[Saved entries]
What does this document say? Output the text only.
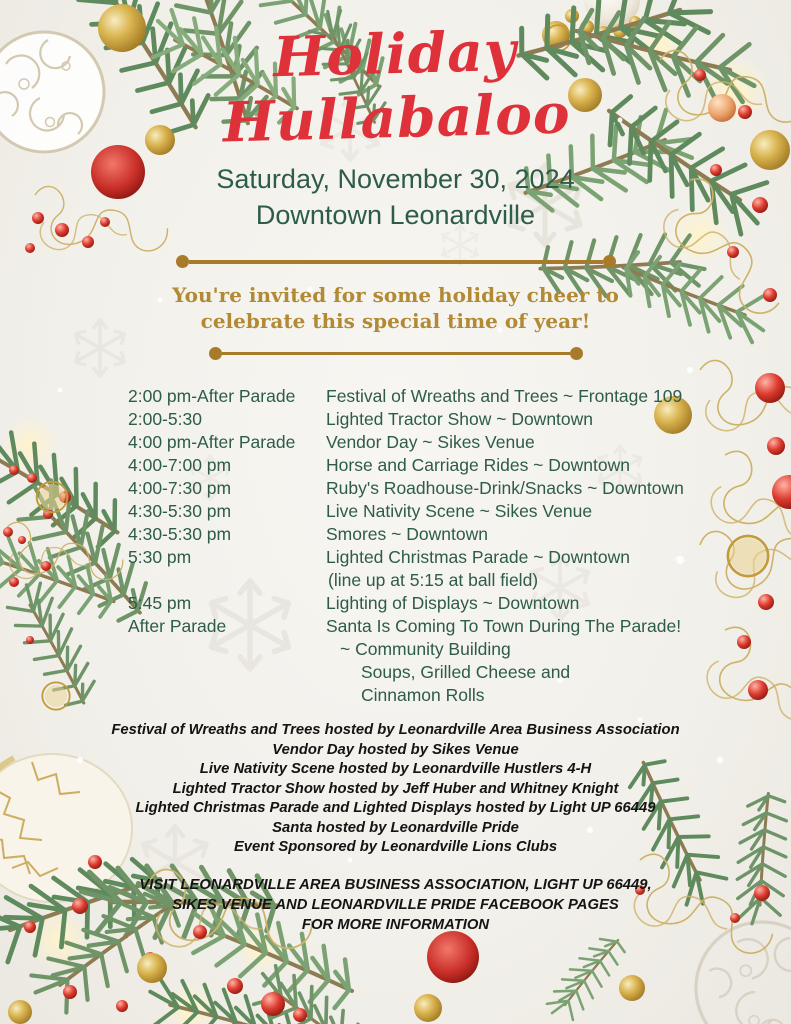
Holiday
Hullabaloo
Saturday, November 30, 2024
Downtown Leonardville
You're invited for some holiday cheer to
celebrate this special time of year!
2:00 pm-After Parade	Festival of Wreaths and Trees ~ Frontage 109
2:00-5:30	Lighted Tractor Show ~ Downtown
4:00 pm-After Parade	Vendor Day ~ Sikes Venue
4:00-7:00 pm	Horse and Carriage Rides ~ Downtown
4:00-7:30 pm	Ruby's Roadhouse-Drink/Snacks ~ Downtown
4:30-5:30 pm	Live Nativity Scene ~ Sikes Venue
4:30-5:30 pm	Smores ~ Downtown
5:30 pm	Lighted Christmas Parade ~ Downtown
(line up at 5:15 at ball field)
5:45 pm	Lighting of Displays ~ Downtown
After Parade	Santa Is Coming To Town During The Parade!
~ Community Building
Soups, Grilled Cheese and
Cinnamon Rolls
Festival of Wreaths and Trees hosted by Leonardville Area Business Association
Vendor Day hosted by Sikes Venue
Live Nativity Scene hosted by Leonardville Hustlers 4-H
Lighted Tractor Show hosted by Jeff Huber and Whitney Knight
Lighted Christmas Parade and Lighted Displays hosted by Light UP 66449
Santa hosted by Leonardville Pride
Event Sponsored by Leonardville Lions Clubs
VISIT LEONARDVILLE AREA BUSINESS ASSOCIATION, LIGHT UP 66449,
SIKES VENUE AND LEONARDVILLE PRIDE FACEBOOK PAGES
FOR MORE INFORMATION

EXERCISE AIM: Can you repeat every record above exactly, apart from the pictures?

ANSWER TO THE EXERCISE:
What does this document say? Output the text only.
Holiday
Hullabaloo
Saturday, November 30, 2024
Downtown Leonardville
You're invited for some holiday cheer to
celebrate this special time of year!
2:00 pm-After Parade	Festival of Wreaths and Trees ~ Frontage 109
2:00-5:30	Lighted Tractor Show ~ Downtown
4:00 pm-After Parade	Vendor Day ~ Sikes Venue
4:00-7:00 pm	Horse and Carriage Rides ~ Downtown
4:00-7:30 pm	Ruby's Roadhouse-Drink/Snacks ~ Downtown
4:30-5:30 pm	Live Nativity Scene ~ Sikes Venue
4:30-5:30 pm	Smores ~ Downtown
5:30 pm	Lighted Christmas Parade ~ Downtown
(line up at 5:15 at ball field)
5:45 pm	Lighting of Displays ~ Downtown
After Parade	Santa Is Coming To Town During The Parade!
~ Community Building
Soups, Grilled Cheese and
Cinnamon Rolls
Festival of Wreaths and Trees hosted by Leonardville Area Business Association
Vendor Day hosted by Sikes Venue
Live Nativity Scene hosted by Leonardville Hustlers 4-H
Lighted Tractor Show hosted by Jeff Huber and Whitney Knight
Lighted Christmas Parade and Lighted Displays hosted by Light UP 66449
Santa hosted by Leonardville Pride
Event Sponsored by Leonardville Lions Clubs
VISIT LEONARDVILLE AREA BUSINESS ASSOCIATION, LIGHT UP 66449,
SIKES VENUE AND LEONARDVILLE PRIDE FACEBOOK PAGES
FOR MORE INFORMATION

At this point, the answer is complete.